Write out all of the records precisely. Skip anything that is a picture.

>> START Input data

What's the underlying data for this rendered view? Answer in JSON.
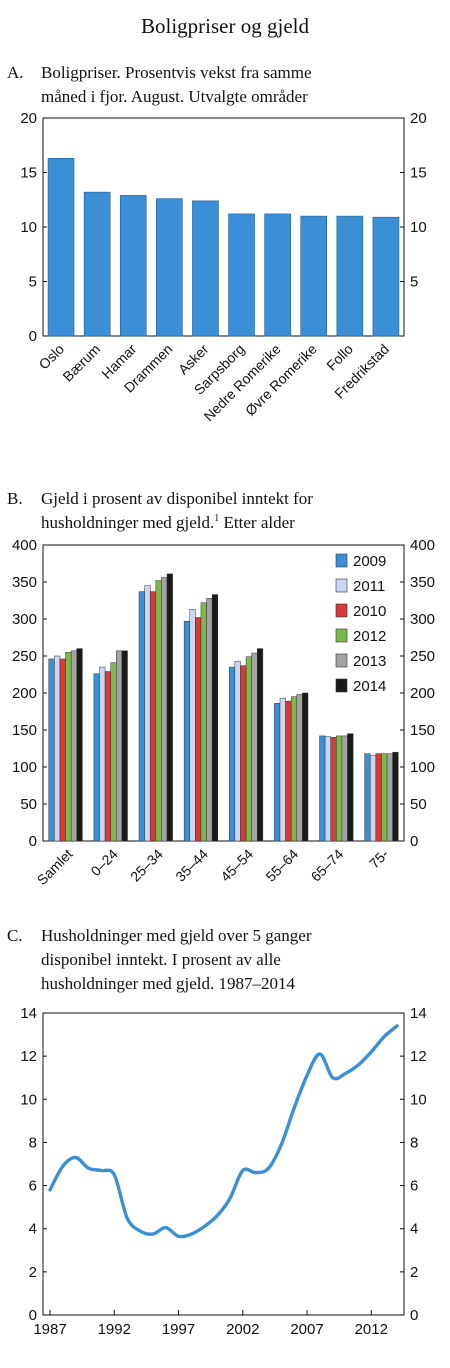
{
  "page_title": "Boligpriser og gjeld",
  "colors": {
    "bar_blue": "#3a8fd6",
    "line_blue": "#3a8fd6",
    "series": [
      "#3a8fd6",
      "#c9d8f0",
      "#d83a3a",
      "#7cb84a",
      "#a3a3a3",
      "#1a1a1a"
    ]
  },
  "chart_data": [
    {
      "type": "bar",
      "title_letter": "A.",
      "title_line1": "Boligpriser. Prosentvis vekst fra samme",
      "title_line2": "måned i fjor. August. Utvalgte områder",
      "categories": [
        "Oslo",
        "Bærum",
        "Hamar",
        "Drammen",
        "Asker",
        "Sarpsborg",
        "Nedre Romerike",
        "Øvre Romerike",
        "Follo",
        "Fredrikstad"
      ],
      "values": [
        16.3,
        13.2,
        12.9,
        12.6,
        12.4,
        11.2,
        11.2,
        11.0,
        11.0,
        10.9
      ],
      "ylim": [
        0,
        20
      ],
      "left_ticks": [
        "0",
        "5",
        "10",
        "15",
        "20"
      ],
      "right_ticks": [
        "5",
        "10",
        "15",
        "20"
      ]
    },
    {
      "type": "bar",
      "title_letter": "B.",
      "title_line1": "Gjeld i prosent av disponibel inntekt for",
      "title_line2_pre": "husholdninger med gjeld.",
      "title_line2_sup": "1",
      "title_line2_post": " Etter alder",
      "categories": [
        "Samlet",
        "0–24",
        "25–34",
        "35–44",
        "45–54",
        "55–64",
        "65–74",
        "75-"
      ],
      "series": [
        {
          "name": "2009",
          "values": [
            246,
            226,
            337,
            297,
            235,
            186,
            142,
            118
          ]
        },
        {
          "name": "2011",
          "values": [
            250,
            235,
            345,
            313,
            243,
            193,
            141,
            116
          ]
        },
        {
          "name": "2010",
          "values": [
            246,
            229,
            337,
            302,
            237,
            189,
            140,
            118
          ]
        },
        {
          "name": "2012",
          "values": [
            255,
            241,
            352,
            322,
            249,
            195,
            142,
            118
          ]
        },
        {
          "name": "2013",
          "values": [
            257,
            257,
            356,
            328,
            254,
            198,
            142,
            118
          ]
        },
        {
          "name": "2014",
          "values": [
            260,
            257,
            361,
            333,
            260,
            200,
            145,
            120
          ]
        }
      ],
      "ylim": [
        0,
        400
      ],
      "left_ticks": [
        "0",
        "50",
        "100",
        "150",
        "200",
        "250",
        "300",
        "350",
        "400"
      ],
      "right_ticks": [
        "0",
        "50",
        "100",
        "150",
        "200",
        "250",
        "300",
        "350",
        "400"
      ],
      "legend_placement": "top-right"
    },
    {
      "type": "line",
      "title_letter": "C.",
      "title_line1": "Husholdninger med gjeld over 5 ganger",
      "title_line2": "disponibel inntekt. I prosent av alle",
      "title_line3": "husholdninger med gjeld. 1987–2014",
      "x": [
        1987,
        1988,
        1989,
        1990,
        1991,
        1992,
        1993,
        1994,
        1995,
        1996,
        1997,
        1998,
        1999,
        2000,
        2001,
        2002,
        2003,
        2004,
        2005,
        2006,
        2007,
        2008,
        2009,
        2010,
        2011,
        2012,
        2013,
        2014
      ],
      "values": [
        5.8,
        6.9,
        7.3,
        6.8,
        6.7,
        6.5,
        4.5,
        3.9,
        3.75,
        4.05,
        3.65,
        3.75,
        4.1,
        4.6,
        5.4,
        6.7,
        6.6,
        6.8,
        7.9,
        9.6,
        11.1,
        12.1,
        11.0,
        11.2,
        11.6,
        12.2,
        12.9,
        13.4
      ],
      "xlim": [
        1987,
        2014
      ],
      "ylim": [
        0,
        14
      ],
      "x_ticks": [
        "1987",
        "1992",
        "1997",
        "2002",
        "2007",
        "2012"
      ],
      "left_ticks": [
        "0",
        "2",
        "4",
        "6",
        "8",
        "10",
        "12",
        "14"
      ],
      "right_ticks": [
        "0",
        "2",
        "4",
        "6",
        "8",
        "10",
        "12",
        "14"
      ]
    }
  ]
}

>> END Input data

Answer in full:
What's the underlying data for this rendered view? Answer in JSON.
{
  "page_title": "Boligpriser og gjeld",
  "colors": {
    "bar_blue": "#3a8fd6",
    "line_blue": "#3a8fd6",
    "series": [
      "#3a8fd6",
      "#c9d8f0",
      "#d83a3a",
      "#7cb84a",
      "#a3a3a3",
      "#1a1a1a"
    ]
  },
  "chart_data": [
    {
      "type": "bar",
      "title_letter": "A.",
      "title_line1": "Boligpriser. Prosentvis vekst fra samme",
      "title_line2": "måned i fjor. August. Utvalgte områder",
      "categories": [
        "Oslo",
        "Bærum",
        "Hamar",
        "Drammen",
        "Asker",
        "Sarpsborg",
        "Nedre Romerike",
        "Øvre Romerike",
        "Follo",
        "Fredrikstad"
      ],
      "values": [
        16.3,
        13.2,
        12.9,
        12.6,
        12.4,
        11.2,
        11.2,
        11.0,
        11.0,
        10.9
      ],
      "ylim": [
        0,
        20
      ],
      "left_ticks": [
        "0",
        "5",
        "10",
        "15",
        "20"
      ],
      "right_ticks": [
        "5",
        "10",
        "15",
        "20"
      ]
    },
    {
      "type": "bar",
      "title_letter": "B.",
      "title_line1": "Gjeld i prosent av disponibel inntekt for",
      "title_line2_pre": "husholdninger med gjeld.",
      "title_line2_sup": "1",
      "title_line2_post": " Etter alder",
      "categories": [
        "Samlet",
        "0–24",
        "25–34",
        "35–44",
        "45–54",
        "55–64",
        "65–74",
        "75-"
      ],
      "series": [
        {
          "name": "2009",
          "values": [
            246,
            226,
            337,
            297,
            235,
            186,
            142,
            118
          ]
        },
        {
          "name": "2011",
          "values": [
            250,
            235,
            345,
            313,
            243,
            193,
            141,
            116
          ]
        },
        {
          "name": "2010",
          "values": [
            246,
            229,
            337,
            302,
            237,
            189,
            140,
            118
          ]
        },
        {
          "name": "2012",
          "values": [
            255,
            241,
            352,
            322,
            249,
            195,
            142,
            118
          ]
        },
        {
          "name": "2013",
          "values": [
            257,
            257,
            356,
            328,
            254,
            198,
            142,
            118
          ]
        },
        {
          "name": "2014",
          "values": [
            260,
            257,
            361,
            333,
            260,
            200,
            145,
            120
          ]
        }
      ],
      "ylim": [
        0,
        400
      ],
      "left_ticks": [
        "0",
        "50",
        "100",
        "150",
        "200",
        "250",
        "300",
        "350",
        "400"
      ],
      "right_ticks": [
        "0",
        "50",
        "100",
        "150",
        "200",
        "250",
        "300",
        "350",
        "400"
      ],
      "legend_placement": "top-right"
    },
    {
      "type": "line",
      "title_letter": "C.",
      "title_line1": "Husholdninger med gjeld over 5 ganger",
      "title_line2": "disponibel inntekt. I prosent av alle",
      "title_line3": "husholdninger med gjeld. 1987–2014",
      "x": [
        1987,
        1988,
        1989,
        1990,
        1991,
        1992,
        1993,
        1994,
        1995,
        1996,
        1997,
        1998,
        1999,
        2000,
        2001,
        2002,
        2003,
        2004,
        2005,
        2006,
        2007,
        2008,
        2009,
        2010,
        2011,
        2012,
        2013,
        2014
      ],
      "values": [
        5.8,
        6.9,
        7.3,
        6.8,
        6.7,
        6.5,
        4.5,
        3.9,
        3.75,
        4.05,
        3.65,
        3.75,
        4.1,
        4.6,
        5.4,
        6.7,
        6.6,
        6.8,
        7.9,
        9.6,
        11.1,
        12.1,
        11.0,
        11.2,
        11.6,
        12.2,
        12.9,
        13.4
      ],
      "xlim": [
        1987,
        2014
      ],
      "ylim": [
        0,
        14
      ],
      "x_ticks": [
        "1987",
        "1992",
        "1997",
        "2002",
        "2007",
        "2012"
      ],
      "left_ticks": [
        "0",
        "2",
        "4",
        "6",
        "8",
        "10",
        "12",
        "14"
      ],
      "right_ticks": [
        "0",
        "2",
        "4",
        "6",
        "8",
        "10",
        "12",
        "14"
      ]
    }
  ]
}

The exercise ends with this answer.